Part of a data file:
>>>>>

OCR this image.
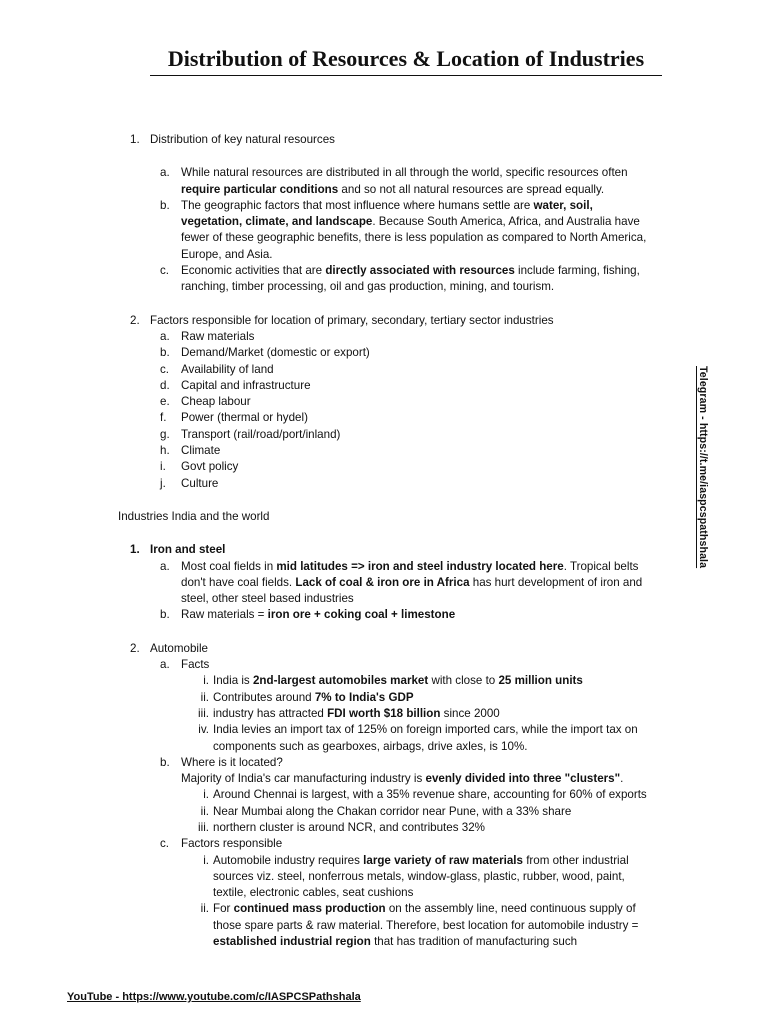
Distribution of Resources & Location of Industries
1. Distribution of key natural resources
a. While natural resources are distributed in all through the world, specific resources often require particular conditions and so not all natural resources are spread equally.
b. The geographic factors that most influence where humans settle are water, soil, vegetation, climate, and landscape. Because South America, Africa, and Australia have fewer of these geographic benefits, there is less population as compared to North America, Europe, and Asia.
c. Economic activities that are directly associated with resources include farming, fishing, ranching, timber processing, oil and gas production, mining, and tourism.
2. Factors responsible for location of primary, secondary, tertiary sector industries
a. Raw materials
b. Demand/Market (domestic or export)
c. Availability of land
d. Capital and infrastructure
e. Cheap labour
f. Power (thermal or hydel)
g. Transport (rail/road/port/inland)
h. Climate
i. Govt policy
j. Culture
Industries India and the world
1. Iron and steel
a. Most coal fields in mid latitudes => iron and steel industry located here. Tropical belts don't have coal fields. Lack of coal & iron ore in Africa has hurt development of iron and steel, other steel based industries
b. Raw materials = iron ore + coking coal + limestone
2. Automobile
a. Facts
i. India is 2nd-largest automobiles market with close to 25 million units
ii. Contributes around 7% to India's GDP
iii. industry has attracted FDI worth $18 billion since 2000
iv. India levies an import tax of 125% on foreign imported cars, while the import tax on components such as gearboxes, airbags, drive axles, is 10%.
b. Where is it located?
Majority of India's car manufacturing industry is evenly divided into three "clusters".
i. Around Chennai is largest, with a 35% revenue share, accounting for 60% of exports
ii. Near Mumbai along the Chakan corridor near Pune, with a 33% share
iii. northern cluster is around NCR, and contributes 32%
c. Factors responsible
i. Automobile industry requires large variety of raw materials from other industrial sources viz. steel, nonferrous metals, window-glass, plastic, rubber, wood, paint, textile, electronic cables, seat cushions
ii. For continued mass production on the assembly line, need continuous supply of those spare parts & raw material. Therefore, best location for automobile industry = established industrial region that has tradition of manufacturing such
Telegram - https://t.me/iaspcspathshala
YouTube - https://www.youtube.com/c/IASPCSPathshala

<<<<<

* YOUR INSTRUCTIONS: From the data above, copy each line that holds "manufacturing".

* FULL RESPONSE:
Majority of India's car manufacturing industry is evenly divided into three "clusters".
ii. For continued mass production on the assembly line, need continuous supply of those spare parts & raw material. Therefore, best location for automobile industry = established industrial region that has tradition of manufacturing such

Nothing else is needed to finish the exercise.